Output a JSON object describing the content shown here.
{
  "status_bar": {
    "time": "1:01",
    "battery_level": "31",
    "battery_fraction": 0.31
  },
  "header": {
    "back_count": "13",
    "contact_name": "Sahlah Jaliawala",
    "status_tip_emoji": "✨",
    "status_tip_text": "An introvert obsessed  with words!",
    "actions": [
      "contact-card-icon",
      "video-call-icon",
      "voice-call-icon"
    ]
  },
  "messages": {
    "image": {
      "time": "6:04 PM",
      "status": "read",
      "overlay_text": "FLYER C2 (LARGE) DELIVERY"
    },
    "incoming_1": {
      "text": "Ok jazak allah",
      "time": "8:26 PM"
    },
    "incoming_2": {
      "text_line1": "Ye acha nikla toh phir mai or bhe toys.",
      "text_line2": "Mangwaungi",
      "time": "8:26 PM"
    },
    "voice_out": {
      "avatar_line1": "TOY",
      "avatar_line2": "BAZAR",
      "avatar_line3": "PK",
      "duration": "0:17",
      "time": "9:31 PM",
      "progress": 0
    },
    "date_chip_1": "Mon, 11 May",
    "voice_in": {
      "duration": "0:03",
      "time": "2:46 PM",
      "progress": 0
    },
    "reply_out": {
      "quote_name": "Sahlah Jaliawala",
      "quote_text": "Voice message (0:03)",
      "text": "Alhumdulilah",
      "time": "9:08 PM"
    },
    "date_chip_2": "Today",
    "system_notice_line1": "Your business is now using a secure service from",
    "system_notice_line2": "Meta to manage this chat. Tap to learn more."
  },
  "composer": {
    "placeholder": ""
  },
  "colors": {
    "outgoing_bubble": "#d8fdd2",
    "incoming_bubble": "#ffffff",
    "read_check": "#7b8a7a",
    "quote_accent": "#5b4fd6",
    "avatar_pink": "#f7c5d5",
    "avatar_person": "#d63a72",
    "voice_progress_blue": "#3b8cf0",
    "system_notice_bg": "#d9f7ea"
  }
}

☆ ☆ ☆

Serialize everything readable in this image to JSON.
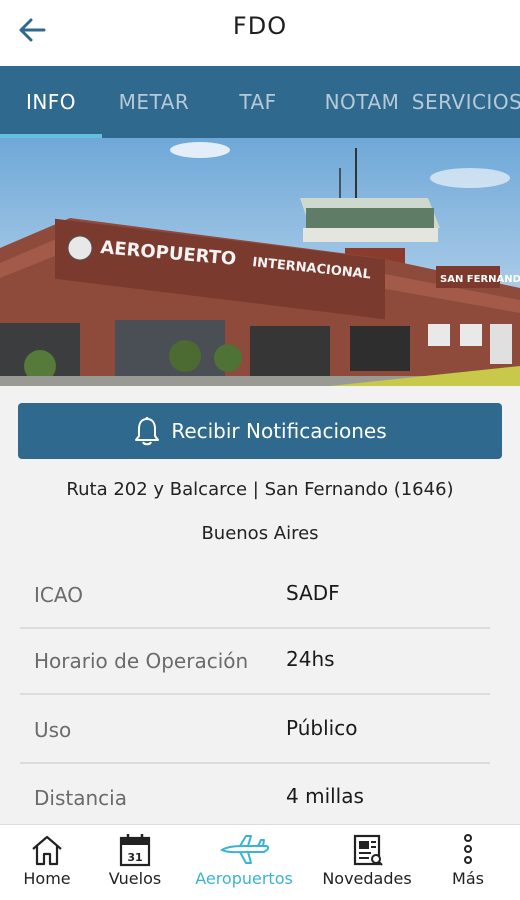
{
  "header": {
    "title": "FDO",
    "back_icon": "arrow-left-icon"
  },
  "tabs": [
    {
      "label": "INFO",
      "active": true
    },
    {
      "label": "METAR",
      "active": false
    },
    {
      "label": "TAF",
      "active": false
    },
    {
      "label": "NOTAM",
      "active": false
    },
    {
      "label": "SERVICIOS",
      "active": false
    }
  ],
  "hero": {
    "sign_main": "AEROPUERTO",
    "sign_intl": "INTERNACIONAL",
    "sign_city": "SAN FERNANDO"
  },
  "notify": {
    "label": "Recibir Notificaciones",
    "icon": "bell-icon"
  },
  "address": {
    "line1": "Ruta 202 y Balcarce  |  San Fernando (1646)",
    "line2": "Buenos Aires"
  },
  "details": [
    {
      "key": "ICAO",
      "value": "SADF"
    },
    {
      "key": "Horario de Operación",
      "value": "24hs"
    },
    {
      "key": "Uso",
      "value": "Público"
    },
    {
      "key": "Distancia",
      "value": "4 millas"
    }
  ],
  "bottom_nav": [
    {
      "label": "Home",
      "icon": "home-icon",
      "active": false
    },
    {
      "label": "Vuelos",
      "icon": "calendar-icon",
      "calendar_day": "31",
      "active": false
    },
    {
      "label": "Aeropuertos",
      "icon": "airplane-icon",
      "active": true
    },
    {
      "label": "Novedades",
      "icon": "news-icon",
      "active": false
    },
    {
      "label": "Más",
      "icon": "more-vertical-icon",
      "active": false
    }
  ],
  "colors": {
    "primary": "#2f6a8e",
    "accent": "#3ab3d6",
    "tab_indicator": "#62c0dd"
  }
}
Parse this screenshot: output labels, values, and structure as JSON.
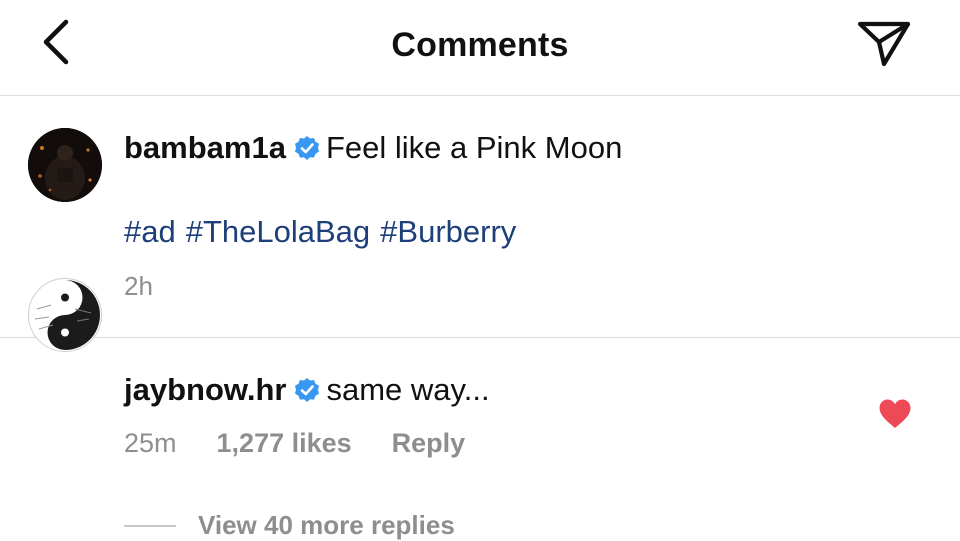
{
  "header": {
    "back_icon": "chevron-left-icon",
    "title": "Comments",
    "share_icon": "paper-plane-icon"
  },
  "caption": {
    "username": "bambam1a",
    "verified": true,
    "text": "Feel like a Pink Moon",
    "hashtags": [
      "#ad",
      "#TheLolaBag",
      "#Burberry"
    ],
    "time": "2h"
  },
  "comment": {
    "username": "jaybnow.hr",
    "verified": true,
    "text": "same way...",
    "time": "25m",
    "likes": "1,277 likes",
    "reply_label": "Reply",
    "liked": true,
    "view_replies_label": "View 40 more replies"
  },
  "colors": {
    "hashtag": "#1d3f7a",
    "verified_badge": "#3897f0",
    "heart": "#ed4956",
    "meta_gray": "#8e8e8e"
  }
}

☆ ☆ ☆

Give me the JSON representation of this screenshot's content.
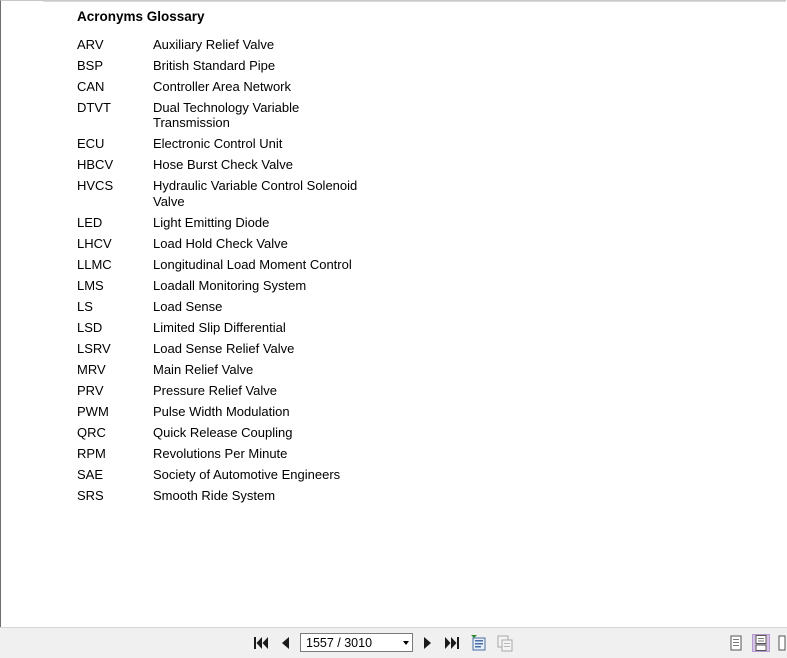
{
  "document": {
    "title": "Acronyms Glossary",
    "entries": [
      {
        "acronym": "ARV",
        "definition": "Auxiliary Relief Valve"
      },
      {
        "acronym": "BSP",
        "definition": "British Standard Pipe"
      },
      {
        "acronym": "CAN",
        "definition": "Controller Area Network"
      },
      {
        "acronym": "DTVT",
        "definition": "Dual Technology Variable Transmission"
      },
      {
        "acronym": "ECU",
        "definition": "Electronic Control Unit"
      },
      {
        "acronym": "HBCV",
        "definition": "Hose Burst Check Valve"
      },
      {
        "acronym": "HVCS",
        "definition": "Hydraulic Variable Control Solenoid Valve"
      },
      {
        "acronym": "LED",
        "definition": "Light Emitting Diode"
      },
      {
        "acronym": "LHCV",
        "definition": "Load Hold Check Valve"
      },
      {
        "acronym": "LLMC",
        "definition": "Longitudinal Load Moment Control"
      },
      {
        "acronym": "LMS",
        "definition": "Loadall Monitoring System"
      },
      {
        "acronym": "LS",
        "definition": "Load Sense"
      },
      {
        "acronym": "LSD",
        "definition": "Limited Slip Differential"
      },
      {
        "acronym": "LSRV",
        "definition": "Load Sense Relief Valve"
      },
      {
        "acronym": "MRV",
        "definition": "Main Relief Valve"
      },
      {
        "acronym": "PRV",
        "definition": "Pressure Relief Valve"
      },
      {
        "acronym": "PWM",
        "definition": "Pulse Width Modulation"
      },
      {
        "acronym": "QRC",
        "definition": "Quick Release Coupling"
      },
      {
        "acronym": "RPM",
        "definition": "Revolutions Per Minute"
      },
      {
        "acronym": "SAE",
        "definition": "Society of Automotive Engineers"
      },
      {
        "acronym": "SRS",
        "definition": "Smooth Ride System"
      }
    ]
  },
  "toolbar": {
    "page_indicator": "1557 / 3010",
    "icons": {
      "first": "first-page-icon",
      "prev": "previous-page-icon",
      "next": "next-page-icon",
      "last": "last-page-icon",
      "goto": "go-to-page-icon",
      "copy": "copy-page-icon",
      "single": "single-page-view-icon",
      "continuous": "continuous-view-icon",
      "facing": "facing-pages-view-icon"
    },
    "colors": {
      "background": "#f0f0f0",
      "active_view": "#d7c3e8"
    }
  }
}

☆ ☆ ☆

**Task directions**: Go through the listing above and pull out each line containing the word "Valve".

**Exercise answer**:
        "definition": "Auxiliary Relief Valve"
        "definition": "Hose Burst Check Valve"
        "definition": "Hydraulic Variable Control Solenoid Valve"
        "definition": "Load Hold Check Valve"
        "definition": "Load Sense Relief Valve"
        "definition": "Main Relief Valve"
        "definition": "Pressure Relief Valve"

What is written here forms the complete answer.